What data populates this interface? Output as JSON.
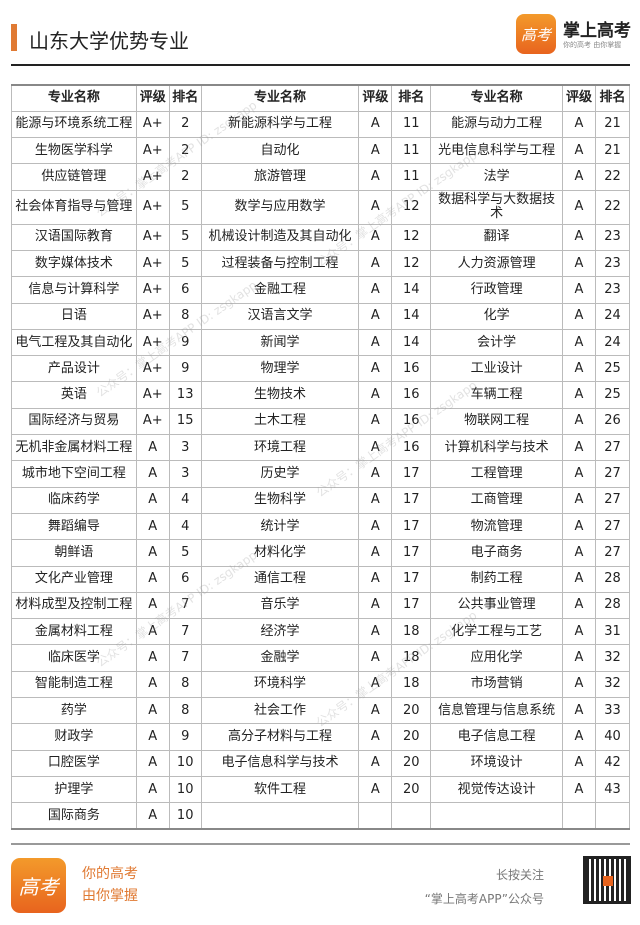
{
  "header": {
    "title": "山东大学优势专业",
    "logo_text": "高考",
    "brand": "掌上高考",
    "slogan": "你的高考 由你掌握",
    "accent": "#e07a33"
  },
  "table": {
    "columns": [
      "专业名称",
      "评级",
      "排名",
      "专业名称",
      "评级",
      "排名",
      "专业名称",
      "评级",
      "排名"
    ],
    "rows": [
      [
        "能源与环境系统工程",
        "A+",
        "2",
        "新能源科学与工程",
        "A",
        "11",
        "能源与动力工程",
        "A",
        "21"
      ],
      [
        "生物医学科学",
        "A+",
        "2",
        "自动化",
        "A",
        "11",
        "光电信息科学与工程",
        "A",
        "21"
      ],
      [
        "供应链管理",
        "A+",
        "2",
        "旅游管理",
        "A",
        "11",
        "法学",
        "A",
        "22"
      ],
      [
        "社会体育指导与管理",
        "A+",
        "5",
        "数学与应用数学",
        "A",
        "12",
        "数据科学与大数据技术",
        "A",
        "22"
      ],
      [
        "汉语国际教育",
        "A+",
        "5",
        "机械设计制造及其自动化",
        "A",
        "12",
        "翻译",
        "A",
        "23"
      ],
      [
        "数字媒体技术",
        "A+",
        "5",
        "过程装备与控制工程",
        "A",
        "12",
        "人力资源管理",
        "A",
        "23"
      ],
      [
        "信息与计算科学",
        "A+",
        "6",
        "金融工程",
        "A",
        "14",
        "行政管理",
        "A",
        "23"
      ],
      [
        "日语",
        "A+",
        "8",
        "汉语言文学",
        "A",
        "14",
        "化学",
        "A",
        "24"
      ],
      [
        "电气工程及其自动化",
        "A+",
        "9",
        "新闻学",
        "A",
        "14",
        "会计学",
        "A",
        "24"
      ],
      [
        "产品设计",
        "A+",
        "9",
        "物理学",
        "A",
        "16",
        "工业设计",
        "A",
        "25"
      ],
      [
        "英语",
        "A+",
        "13",
        "生物技术",
        "A",
        "16",
        "车辆工程",
        "A",
        "25"
      ],
      [
        "国际经济与贸易",
        "A+",
        "15",
        "土木工程",
        "A",
        "16",
        "物联网工程",
        "A",
        "26"
      ],
      [
        "无机非金属材料工程",
        "A",
        "3",
        "环境工程",
        "A",
        "16",
        "计算机科学与技术",
        "A",
        "27"
      ],
      [
        "城市地下空间工程",
        "A",
        "3",
        "历史学",
        "A",
        "17",
        "工程管理",
        "A",
        "27"
      ],
      [
        "临床药学",
        "A",
        "4",
        "生物科学",
        "A",
        "17",
        "工商管理",
        "A",
        "27"
      ],
      [
        "舞蹈编导",
        "A",
        "4",
        "统计学",
        "A",
        "17",
        "物流管理",
        "A",
        "27"
      ],
      [
        "朝鲜语",
        "A",
        "5",
        "材料化学",
        "A",
        "17",
        "电子商务",
        "A",
        "27"
      ],
      [
        "文化产业管理",
        "A",
        "6",
        "通信工程",
        "A",
        "17",
        "制药工程",
        "A",
        "28"
      ],
      [
        "材料成型及控制工程",
        "A",
        "7",
        "音乐学",
        "A",
        "17",
        "公共事业管理",
        "A",
        "28"
      ],
      [
        "金属材料工程",
        "A",
        "7",
        "经济学",
        "A",
        "18",
        "化学工程与工艺",
        "A",
        "31"
      ],
      [
        "临床医学",
        "A",
        "7",
        "金融学",
        "A",
        "18",
        "应用化学",
        "A",
        "32"
      ],
      [
        "智能制造工程",
        "A",
        "8",
        "环境科学",
        "A",
        "18",
        "市场营销",
        "A",
        "32"
      ],
      [
        "药学",
        "A",
        "8",
        "社会工作",
        "A",
        "20",
        "信息管理与信息系统",
        "A",
        "33"
      ],
      [
        "财政学",
        "A",
        "9",
        "高分子材料与工程",
        "A",
        "20",
        "电子信息工程",
        "A",
        "40"
      ],
      [
        "口腔医学",
        "A",
        "10",
        "电子信息科学与技术",
        "A",
        "20",
        "环境设计",
        "A",
        "42"
      ],
      [
        "护理学",
        "A",
        "10",
        "软件工程",
        "A",
        "20",
        "视觉传达设计",
        "A",
        "43"
      ],
      [
        "国际商务",
        "A",
        "10",
        "",
        "",
        "",
        "",
        "",
        ""
      ]
    ]
  },
  "watermark": "公众号：掌上高考APP ID: zsgkapp",
  "footer": {
    "logo_text": "高考",
    "tagline_1": "你的高考",
    "tagline_2": "由你掌握",
    "follow_1": "长按关注",
    "follow_2": "“掌上高考APP”公众号",
    "qr_icon": "qr-code"
  }
}
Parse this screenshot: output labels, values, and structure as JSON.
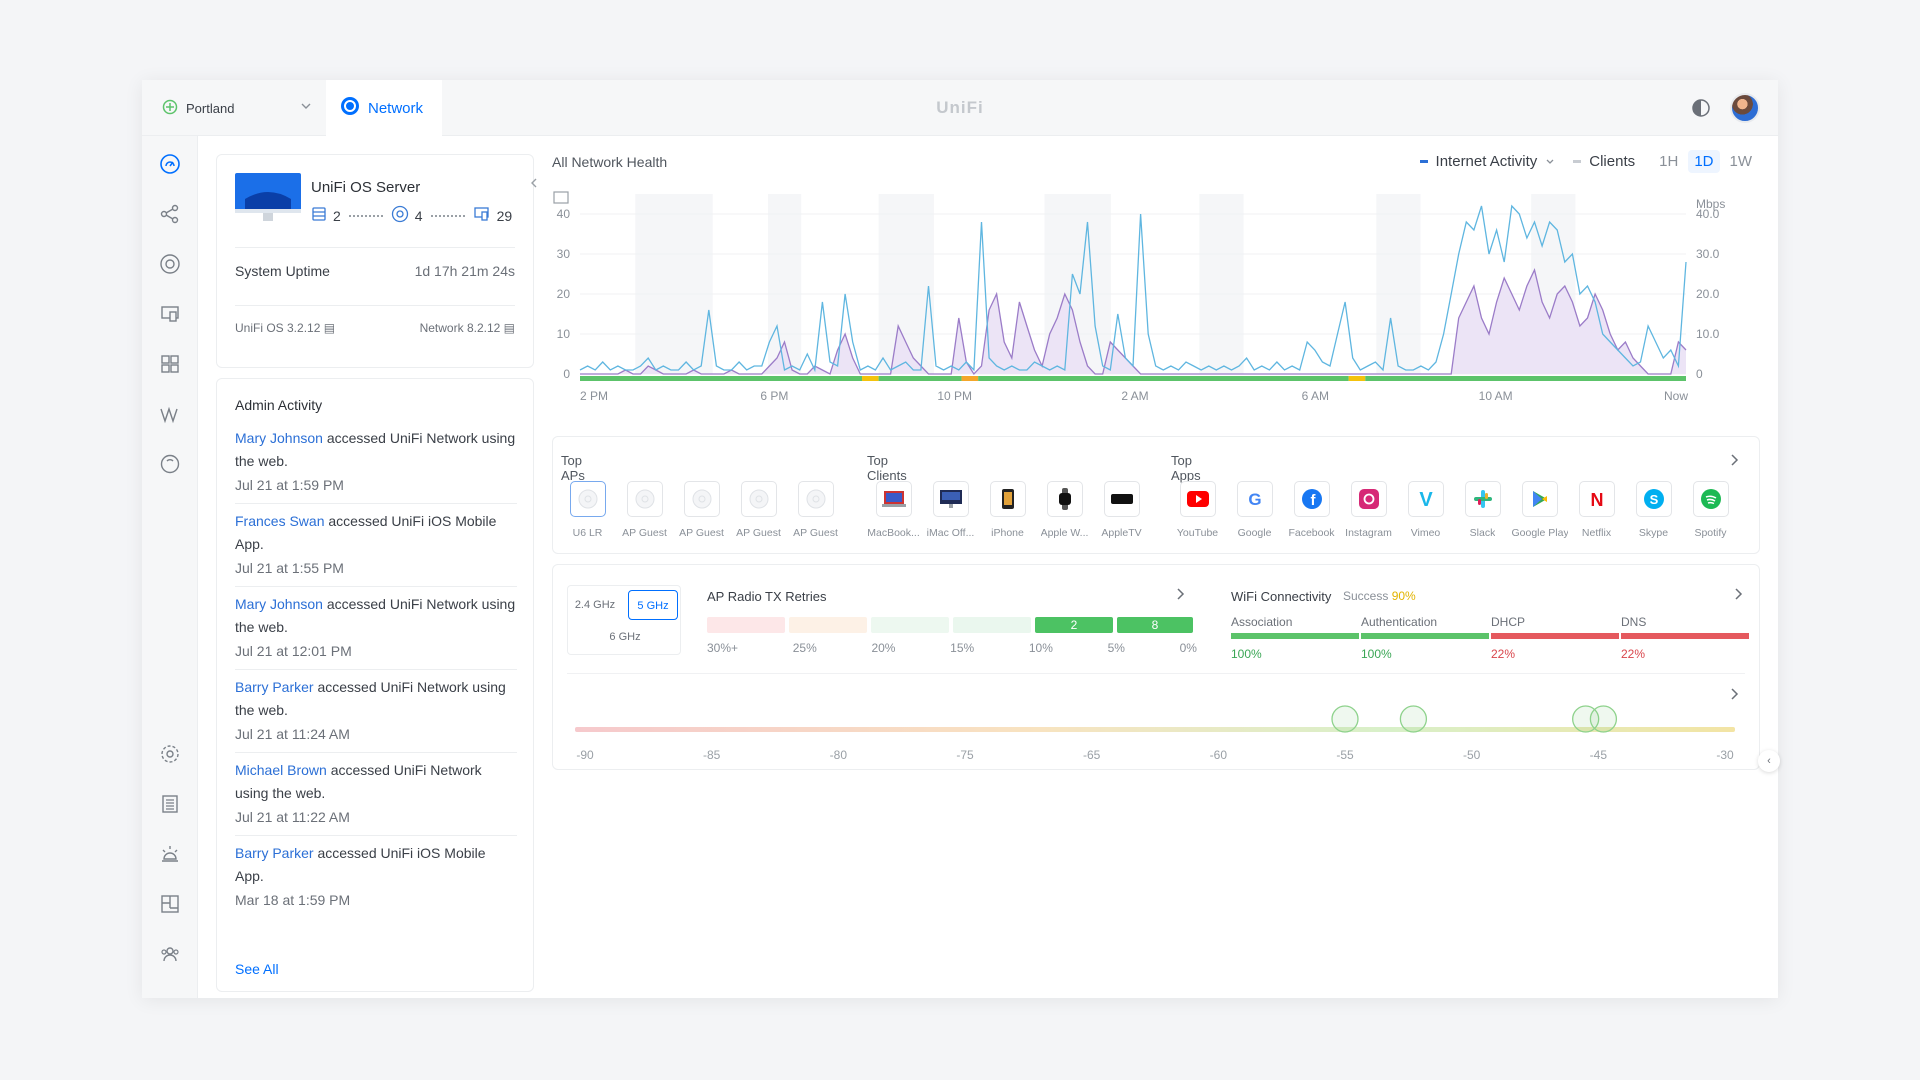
{
  "topbar": {
    "site": "Portland",
    "network_tab": "Network",
    "brand": "UniFi"
  },
  "server": {
    "name": "UniFi OS Server",
    "stat_storage": "2",
    "stat_aps": "4",
    "stat_clients": "29",
    "uptime_label": "System Uptime",
    "uptime_value": "1d 17h 21m 24s",
    "os_version": "UniFi OS 3.2.12",
    "network_version": "Network 8.2.12"
  },
  "admin": {
    "title": "Admin Activity",
    "items": [
      {
        "user": "Mary Johnson",
        "action": " accessed UniFi Network using the web.",
        "time": "Jul 21 at 1:59 PM"
      },
      {
        "user": "Frances Swan",
        "action": " accessed UniFi iOS Mobile App.",
        "time": "Jul 21 at 1:55 PM"
      },
      {
        "user": "Mary Johnson",
        "action": " accessed UniFi Network using the web.",
        "time": "Jul 21 at 12:01 PM"
      },
      {
        "user": "Barry Parker",
        "action": " accessed UniFi Network using the web.",
        "time": "Jul 21 at 11:24 AM"
      },
      {
        "user": "Michael Brown",
        "action": " accessed UniFi Network using the web.",
        "time": "Jul 21 at 11:22 AM"
      },
      {
        "user": "Barry Parker",
        "action": " accessed UniFi iOS Mobile App.",
        "time": "Mar 18 at 1:59 PM"
      }
    ],
    "see_all": "See All"
  },
  "health": {
    "title": "All Network Health",
    "legend_internet": "Internet Activity",
    "legend_clients": "Clients",
    "ranges": [
      "1H",
      "1D",
      "1W"
    ],
    "active_range": "1D",
    "colors": {
      "internet": "#5fb6e0",
      "clients": "#9b7cc8",
      "clients_fill": "#ece4f6"
    }
  },
  "chart_data": {
    "type": "line",
    "x_labels": [
      "2 PM",
      "6 PM",
      "10 PM",
      "2 AM",
      "6 AM",
      "10 AM",
      "Now"
    ],
    "left_axis": {
      "ticks": [
        "0",
        "10",
        "20",
        "30",
        "40"
      ],
      "ylim": [
        0,
        45
      ]
    },
    "right_axis": {
      "unit": "Mbps",
      "ticks": [
        "0",
        "10.0",
        "20.0",
        "30.0",
        "40.0"
      ],
      "ylim": [
        0,
        45
      ]
    },
    "series": [
      {
        "name": "Internet Activity",
        "values": [
          1,
          2,
          1,
          3,
          1,
          2,
          1,
          1,
          2,
          4,
          1,
          2,
          1,
          1,
          3,
          1,
          2,
          16,
          2,
          1,
          1,
          3,
          1,
          2,
          2,
          8,
          12,
          1,
          2,
          1,
          5,
          1,
          18,
          3,
          2,
          20,
          8,
          1,
          2,
          1,
          4,
          1,
          2,
          3,
          1,
          1,
          22,
          2,
          1,
          2,
          1,
          3,
          1,
          38,
          4,
          2,
          1,
          2,
          1,
          1,
          3,
          2,
          1,
          2,
          1,
          25,
          20,
          38,
          12,
          2,
          1,
          15,
          4,
          2,
          40,
          10,
          2,
          1,
          2,
          1,
          3,
          2,
          1,
          2,
          1,
          2,
          1,
          2,
          4,
          1,
          2,
          1,
          3,
          1,
          2,
          1,
          8,
          6,
          3,
          2,
          10,
          18,
          4,
          1,
          2,
          3,
          1,
          14,
          2,
          1,
          1,
          2,
          1,
          3,
          10,
          20,
          30,
          38,
          36,
          42,
          30,
          36,
          28,
          42,
          40,
          34,
          38,
          32,
          38,
          36,
          28,
          30,
          20,
          22,
          18,
          10,
          8,
          6,
          4,
          2,
          3,
          12,
          8,
          4,
          6,
          2,
          28
        ]
      },
      {
        "name": "Clients",
        "values": [
          0,
          0,
          0,
          0,
          0,
          0,
          1,
          0,
          0,
          2,
          1,
          0,
          0,
          0,
          0,
          1,
          0,
          0,
          0,
          0,
          1,
          0,
          0,
          0,
          0,
          2,
          4,
          8,
          1,
          0,
          0,
          2,
          1,
          0,
          6,
          10,
          4,
          0,
          0,
          0,
          0,
          0,
          12,
          8,
          4,
          2,
          0,
          0,
          0,
          0,
          14,
          3,
          0,
          2,
          16,
          20,
          8,
          4,
          18,
          12,
          6,
          2,
          10,
          14,
          20,
          16,
          8,
          2,
          0,
          0,
          8,
          6,
          4,
          2,
          0,
          0,
          0,
          0,
          0,
          0,
          0,
          0,
          0,
          0,
          0,
          0,
          0,
          0,
          0,
          0,
          0,
          0,
          0,
          0,
          0,
          0,
          0,
          0,
          0,
          0,
          0,
          0,
          0,
          0,
          0,
          0,
          0,
          0,
          0,
          0,
          0,
          0,
          0,
          0,
          0,
          0,
          14,
          18,
          22,
          14,
          10,
          18,
          24,
          20,
          16,
          22,
          26,
          18,
          14,
          20,
          22,
          18,
          12,
          14,
          20,
          16,
          10,
          6,
          8,
          4,
          2,
          0,
          0,
          0,
          0,
          8,
          6
        ]
      }
    ],
    "status_bar": [
      {
        "from": 0,
        "to": 0.255,
        "color": "#5cc36a"
      },
      {
        "from": 0.255,
        "to": 0.27,
        "color": "#f4c20d"
      },
      {
        "from": 0.27,
        "to": 0.345,
        "color": "#5cc36a"
      },
      {
        "from": 0.345,
        "to": 0.36,
        "color": "#f4a62a"
      },
      {
        "from": 0.36,
        "to": 0.695,
        "color": "#5cc36a"
      },
      {
        "from": 0.695,
        "to": 0.71,
        "color": "#f4c20d"
      },
      {
        "from": 0.71,
        "to": 1,
        "color": "#5cc36a"
      }
    ]
  },
  "tops": {
    "aps_title": "Top APs",
    "aps": [
      "U6 LR",
      "AP Guest",
      "AP Guest",
      "AP Guest",
      "AP Guest"
    ],
    "clients_title": "Top Clients",
    "clients": [
      "MacBook...",
      "iMac Off...",
      "iPhone",
      "Apple W...",
      "AppleTV"
    ],
    "apps_title": "Top Apps",
    "apps": [
      "YouTube",
      "Google",
      "Facebook",
      "Instagram",
      "Vimeo",
      "Slack",
      "Google Play",
      "Netflix",
      "Skype",
      "Spotify"
    ]
  },
  "radio": {
    "bands": [
      "2.4 GHz",
      "5 GHz",
      "6 GHz"
    ],
    "active_band": "5 GHz",
    "retries_title": "AP Radio TX Retries",
    "retry_labels": [
      "30%+",
      "25%",
      "20%",
      "15%",
      "10%",
      "5%",
      "0%"
    ],
    "retry_counts": [
      "2",
      "8"
    ]
  },
  "wifi": {
    "title": "WiFi Connectivity",
    "success_label": "Success",
    "success_value": "90%",
    "cols": [
      {
        "label": "Association",
        "value": "100%",
        "color": "#5cc36a"
      },
      {
        "label": "Authentication",
        "value": "100%",
        "color": "#5cc36a"
      },
      {
        "label": "DHCP",
        "value": "22%",
        "color": "#e5595e"
      },
      {
        "label": "DNS",
        "value": "22%",
        "color": "#e5595e"
      }
    ]
  },
  "signal": {
    "ticks": [
      "-90",
      "-85",
      "-80",
      "-75",
      "-65",
      "-60",
      "-55",
      "-50",
      "-45",
      "-30"
    ],
    "markers_dbm": [
      -55,
      -52.3,
      -45.5,
      -44.4
    ]
  }
}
= = = = =
# [THE REQUEST]
Find all the lines containing "Activity" in the material, then copy them.

# [EXPECTED ANSWER]
    "title": "Admin Activity",
    "legend_internet": "Internet Activity",
        "name": "Internet Activity",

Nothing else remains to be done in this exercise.